• [WHAT YOU HAVE TO DO]:
Output every line of the data exactly as it appears.

• [Data entries]:
##########
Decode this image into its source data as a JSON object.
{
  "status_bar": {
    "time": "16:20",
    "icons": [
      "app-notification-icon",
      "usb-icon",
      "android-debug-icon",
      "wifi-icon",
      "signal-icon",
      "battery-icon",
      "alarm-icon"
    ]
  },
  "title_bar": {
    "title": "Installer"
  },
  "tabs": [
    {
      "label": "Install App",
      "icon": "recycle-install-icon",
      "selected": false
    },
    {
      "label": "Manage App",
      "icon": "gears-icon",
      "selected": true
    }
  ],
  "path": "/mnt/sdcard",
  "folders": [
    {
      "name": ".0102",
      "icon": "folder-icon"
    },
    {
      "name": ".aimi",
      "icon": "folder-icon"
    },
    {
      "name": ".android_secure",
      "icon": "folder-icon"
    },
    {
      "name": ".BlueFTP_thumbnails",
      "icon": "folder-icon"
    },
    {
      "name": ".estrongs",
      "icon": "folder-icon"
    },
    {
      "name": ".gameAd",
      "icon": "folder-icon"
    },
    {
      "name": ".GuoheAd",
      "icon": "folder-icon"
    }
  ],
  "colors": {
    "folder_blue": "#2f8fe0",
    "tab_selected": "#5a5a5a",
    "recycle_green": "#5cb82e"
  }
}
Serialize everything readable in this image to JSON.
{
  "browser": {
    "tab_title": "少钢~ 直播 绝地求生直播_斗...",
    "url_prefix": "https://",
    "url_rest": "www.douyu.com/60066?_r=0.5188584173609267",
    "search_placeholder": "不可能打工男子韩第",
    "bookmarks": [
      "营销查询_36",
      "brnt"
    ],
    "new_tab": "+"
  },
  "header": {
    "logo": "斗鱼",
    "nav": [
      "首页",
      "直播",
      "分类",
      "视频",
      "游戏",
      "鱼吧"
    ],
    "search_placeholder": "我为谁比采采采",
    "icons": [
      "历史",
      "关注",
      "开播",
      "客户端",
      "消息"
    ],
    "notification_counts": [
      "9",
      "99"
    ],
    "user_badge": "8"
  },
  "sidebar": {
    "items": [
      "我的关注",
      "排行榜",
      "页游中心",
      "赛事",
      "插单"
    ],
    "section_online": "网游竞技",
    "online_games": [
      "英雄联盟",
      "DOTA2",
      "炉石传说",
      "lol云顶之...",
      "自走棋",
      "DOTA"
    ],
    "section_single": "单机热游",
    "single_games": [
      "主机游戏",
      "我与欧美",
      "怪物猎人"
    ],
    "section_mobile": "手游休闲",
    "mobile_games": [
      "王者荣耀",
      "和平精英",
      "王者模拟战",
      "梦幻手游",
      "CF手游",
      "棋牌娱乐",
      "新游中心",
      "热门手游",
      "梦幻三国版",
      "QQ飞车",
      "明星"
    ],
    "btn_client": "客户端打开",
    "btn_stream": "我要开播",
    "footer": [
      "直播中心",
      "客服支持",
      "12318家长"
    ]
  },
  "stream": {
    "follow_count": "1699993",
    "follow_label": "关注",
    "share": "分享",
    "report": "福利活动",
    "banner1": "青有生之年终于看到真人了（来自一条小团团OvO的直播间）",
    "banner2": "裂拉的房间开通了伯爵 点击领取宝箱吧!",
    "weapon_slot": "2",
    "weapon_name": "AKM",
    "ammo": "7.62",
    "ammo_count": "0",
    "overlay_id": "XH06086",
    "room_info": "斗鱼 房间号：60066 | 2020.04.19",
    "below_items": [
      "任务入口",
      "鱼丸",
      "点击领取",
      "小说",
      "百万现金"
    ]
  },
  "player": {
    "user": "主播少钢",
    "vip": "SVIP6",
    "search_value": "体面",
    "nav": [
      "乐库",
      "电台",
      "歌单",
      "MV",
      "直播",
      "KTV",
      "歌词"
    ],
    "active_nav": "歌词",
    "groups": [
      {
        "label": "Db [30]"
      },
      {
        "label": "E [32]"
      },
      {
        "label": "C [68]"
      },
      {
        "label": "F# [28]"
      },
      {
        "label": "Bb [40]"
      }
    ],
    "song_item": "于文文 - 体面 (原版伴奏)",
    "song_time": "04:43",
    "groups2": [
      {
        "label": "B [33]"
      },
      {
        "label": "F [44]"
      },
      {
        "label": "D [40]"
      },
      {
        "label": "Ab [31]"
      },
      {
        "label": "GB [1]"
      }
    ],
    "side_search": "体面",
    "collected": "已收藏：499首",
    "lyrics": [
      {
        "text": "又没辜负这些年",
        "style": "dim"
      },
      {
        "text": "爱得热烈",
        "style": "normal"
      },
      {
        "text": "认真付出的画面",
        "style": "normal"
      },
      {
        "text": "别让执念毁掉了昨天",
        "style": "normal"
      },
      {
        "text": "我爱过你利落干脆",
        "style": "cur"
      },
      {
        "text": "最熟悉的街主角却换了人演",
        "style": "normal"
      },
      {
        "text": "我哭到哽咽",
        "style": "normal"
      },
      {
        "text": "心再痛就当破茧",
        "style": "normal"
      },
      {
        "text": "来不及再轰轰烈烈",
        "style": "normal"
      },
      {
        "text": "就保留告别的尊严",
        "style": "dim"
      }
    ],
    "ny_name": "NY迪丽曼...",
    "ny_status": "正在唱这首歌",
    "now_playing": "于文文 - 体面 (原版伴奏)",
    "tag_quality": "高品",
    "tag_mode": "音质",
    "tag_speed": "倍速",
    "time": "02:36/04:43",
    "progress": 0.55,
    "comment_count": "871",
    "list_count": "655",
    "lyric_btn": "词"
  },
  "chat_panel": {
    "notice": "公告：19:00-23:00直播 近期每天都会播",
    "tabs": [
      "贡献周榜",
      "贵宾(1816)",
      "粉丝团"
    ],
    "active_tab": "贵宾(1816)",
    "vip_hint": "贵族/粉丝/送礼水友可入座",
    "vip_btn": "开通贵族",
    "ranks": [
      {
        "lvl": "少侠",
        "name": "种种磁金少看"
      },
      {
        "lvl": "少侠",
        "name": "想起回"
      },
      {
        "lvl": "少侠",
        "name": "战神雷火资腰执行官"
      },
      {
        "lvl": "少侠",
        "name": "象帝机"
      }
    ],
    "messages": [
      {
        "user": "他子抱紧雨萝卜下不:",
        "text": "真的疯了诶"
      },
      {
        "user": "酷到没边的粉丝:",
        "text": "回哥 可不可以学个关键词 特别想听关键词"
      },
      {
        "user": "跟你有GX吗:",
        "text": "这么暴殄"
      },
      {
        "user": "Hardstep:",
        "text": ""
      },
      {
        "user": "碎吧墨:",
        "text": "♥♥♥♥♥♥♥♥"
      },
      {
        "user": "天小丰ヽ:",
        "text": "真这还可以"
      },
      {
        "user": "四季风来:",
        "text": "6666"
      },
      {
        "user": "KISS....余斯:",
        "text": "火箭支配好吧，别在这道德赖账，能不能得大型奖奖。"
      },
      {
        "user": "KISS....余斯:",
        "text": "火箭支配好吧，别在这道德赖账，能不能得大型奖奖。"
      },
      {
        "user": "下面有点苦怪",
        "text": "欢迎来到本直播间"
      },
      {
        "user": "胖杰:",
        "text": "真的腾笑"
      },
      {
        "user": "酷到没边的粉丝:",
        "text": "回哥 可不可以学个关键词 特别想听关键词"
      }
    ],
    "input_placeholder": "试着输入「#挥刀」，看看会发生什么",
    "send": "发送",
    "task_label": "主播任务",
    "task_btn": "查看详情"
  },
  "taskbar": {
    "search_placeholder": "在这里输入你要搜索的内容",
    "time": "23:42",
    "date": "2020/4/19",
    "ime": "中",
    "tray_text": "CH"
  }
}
##########
• [WRITTEN RESPONSE]:
Decode this image into its source data as a JSON object.
{
  "status_bar": {
    "time": "16:20",
    "icons": [
      "app-notification-icon",
      "usb-icon",
      "android-debug-icon",
      "wifi-icon",
      "signal-icon",
      "battery-icon",
      "alarm-icon"
    ]
  },
  "title_bar": {
    "title": "Installer"
  },
  "tabs": [
    {
      "label": "Install App",
      "icon": "recycle-install-icon",
      "selected": false
    },
    {
      "label": "Manage App",
      "icon": "gears-icon",
      "selected": true
    }
  ],
  "path": "/mnt/sdcard",
  "folders": [
    {
      "name": ".0102",
      "icon": "folder-icon"
    },
    {
      "name": ".aimi",
      "icon": "folder-icon"
    },
    {
      "name": ".android_secure",
      "icon": "folder-icon"
    },
    {
      "name": ".BlueFTP_thumbnails",
      "icon": "folder-icon"
    },
    {
      "name": ".estrongs",
      "icon": "folder-icon"
    },
    {
      "name": ".gameAd",
      "icon": "folder-icon"
    },
    {
      "name": ".GuoheAd",
      "icon": "folder-icon"
    }
  ],
  "colors": {
    "folder_blue": "#2f8fe0",
    "tab_selected": "#5a5a5a",
    "recycle_green": "#5cb82e"
  }
}
Serialize everything readable in this image to JSON.
{
  "browser": {
    "tab_title": "少钢~ 直播 绝地求生直播_斗...",
    "url_prefix": "https://",
    "url_rest": "www.douyu.com/60066?_r=0.5188584173609267",
    "search_placeholder": "不可能打工男子韩第",
    "bookmarks": [
      "营销查询_36",
      "brnt"
    ],
    "new_tab": "+"
  },
  "header": {
    "logo": "斗鱼",
    "nav": [
      "首页",
      "直播",
      "分类",
      "视频",
      "游戏",
      "鱼吧"
    ],
    "search_placeholder": "我为谁比采采采",
    "icons": [
      "历史",
      "关注",
      "开播",
      "客户端",
      "消息"
    ],
    "notification_counts": [
      "9",
      "99"
    ],
    "user_badge": "8"
  },
  "sidebar": {
    "items": [
      "我的关注",
      "排行榜",
      "页游中心",
      "赛事",
      "插单"
    ],
    "section_online": "网游竞技",
    "online_games": [
      "英雄联盟",
      "DOTA2",
      "炉石传说",
      "lol云顶之...",
      "自走棋",
      "DOTA"
    ],
    "section_single": "单机热游",
    "single_games": [
      "主机游戏",
      "我与欧美",
      "怪物猎人"
    ],
    "section_mobile": "手游休闲",
    "mobile_games": [
      "王者荣耀",
      "和平精英",
      "王者模拟战",
      "梦幻手游",
      "CF手游",
      "棋牌娱乐",
      "新游中心",
      "热门手游",
      "梦幻三国版",
      "QQ飞车",
      "明星"
    ],
    "btn_client": "客户端打开",
    "btn_stream": "我要开播",
    "footer": [
      "直播中心",
      "客服支持",
      "12318家长"
    ]
  },
  "stream": {
    "follow_count": "1699993",
    "follow_label": "关注",
    "share": "分享",
    "report": "福利活动",
    "banner1": "青有生之年终于看到真人了（来自一条小团团OvO的直播间）",
    "banner2": "裂拉的房间开通了伯爵 点击领取宝箱吧!",
    "weapon_slot": "2",
    "weapon_name": "AKM",
    "ammo": "7.62",
    "ammo_count": "0",
    "overlay_id": "XH06086",
    "room_info": "斗鱼 房间号：60066 | 2020.04.19",
    "below_items": [
      "任务入口",
      "鱼丸",
      "点击领取",
      "小说",
      "百万现金"
    ]
  },
  "player": {
    "user": "主播少钢",
    "vip": "SVIP6",
    "search_value": "体面",
    "nav": [
      "乐库",
      "电台",
      "歌单",
      "MV",
      "直播",
      "KTV",
      "歌词"
    ],
    "active_nav": "歌词",
    "groups": [
      {
        "label": "Db [30]"
      },
      {
        "label": "E [32]"
      },
      {
        "label": "C [68]"
      },
      {
        "label": "F# [28]"
      },
      {
        "label": "Bb [40]"
      }
    ],
    "song_item": "于文文 - 体面 (原版伴奏)",
    "song_time": "04:43",
    "groups2": [
      {
        "label": "B [33]"
      },
      {
        "label": "F [44]"
      },
      {
        "label": "D [40]"
      },
      {
        "label": "Ab [31]"
      },
      {
        "label": "GB [1]"
      }
    ],
    "side_search": "体面",
    "collected": "已收藏：499首",
    "lyrics": [
      {
        "text": "又没辜负这些年",
        "style": "dim"
      },
      {
        "text": "爱得热烈",
        "style": "normal"
      },
      {
        "text": "认真付出的画面",
        "style": "normal"
      },
      {
        "text": "别让执念毁掉了昨天",
        "style": "normal"
      },
      {
        "text": "我爱过你利落干脆",
        "style": "cur"
      },
      {
        "text": "最熟悉的街主角却换了人演",
        "style": "normal"
      },
      {
        "text": "我哭到哽咽",
        "style": "normal"
      },
      {
        "text": "心再痛就当破茧",
        "style": "normal"
      },
      {
        "text": "来不及再轰轰烈烈",
        "style": "normal"
      },
      {
        "text": "就保留告别的尊严",
        "style": "dim"
      }
    ],
    "ny_name": "NY迪丽曼...",
    "ny_status": "正在唱这首歌",
    "now_playing": "于文文 - 体面 (原版伴奏)",
    "tag_quality": "高品",
    "tag_mode": "音质",
    "tag_speed": "倍速",
    "time": "02:36/04:43",
    "progress": 0.55,
    "comment_count": "871",
    "list_count": "655",
    "lyric_btn": "词"
  },
  "chat_panel": {
    "notice": "公告：19:00-23:00直播 近期每天都会播",
    "tabs": [
      "贡献周榜",
      "贵宾(1816)",
      "粉丝团"
    ],
    "active_tab": "贵宾(1816)",
    "vip_hint": "贵族/粉丝/送礼水友可入座",
    "vip_btn": "开通贵族",
    "ranks": [
      {
        "lvl": "少侠",
        "name": "种种磁金少看"
      },
      {
        "lvl": "少侠",
        "name": "想起回"
      },
      {
        "lvl": "少侠",
        "name": "战神雷火资腰执行官"
      },
      {
        "lvl": "少侠",
        "name": "象帝机"
      }
    ],
    "messages": [
      {
        "user": "他子抱紧雨萝卜下不:",
        "text": "真的疯了诶"
      },
      {
        "user": "酷到没边的粉丝:",
        "text": "回哥 可不可以学个关键词 特别想听关键词"
      },
      {
        "user": "跟你有GX吗:",
        "text": "这么暴殄"
      },
      {
        "user": "Hardstep:",
        "text": ""
      },
      {
        "user": "碎吧墨:",
        "text": "♥♥♥♥♥♥♥♥"
      },
      {
        "user": "天小丰ヽ:",
        "text": "真这还可以"
      },
      {
        "user": "四季风来:",
        "text": "6666"
      },
      {
        "user": "KISS....余斯:",
        "text": "火箭支配好吧，别在这道德赖账，能不能得大型奖奖。"
      },
      {
        "user": "KISS....余斯:",
        "text": "火箭支配好吧，别在这道德赖账，能不能得大型奖奖。"
      },
      {
        "user": "下面有点苦怪",
        "text": "欢迎来到本直播间"
      },
      {
        "user": "胖杰:",
        "text": "真的腾笑"
      },
      {
        "user": "酷到没边的粉丝:",
        "text": "回哥 可不可以学个关键词 特别想听关键词"
      }
    ],
    "input_placeholder": "试着输入「#挥刀」，看看会发生什么",
    "send": "发送",
    "task_label": "主播任务",
    "task_btn": "查看详情"
  },
  "taskbar": {
    "search_placeholder": "在这里输入你要搜索的内容",
    "time": "23:42",
    "date": "2020/4/19",
    "ime": "中",
    "tray_text": "CH"
  }
}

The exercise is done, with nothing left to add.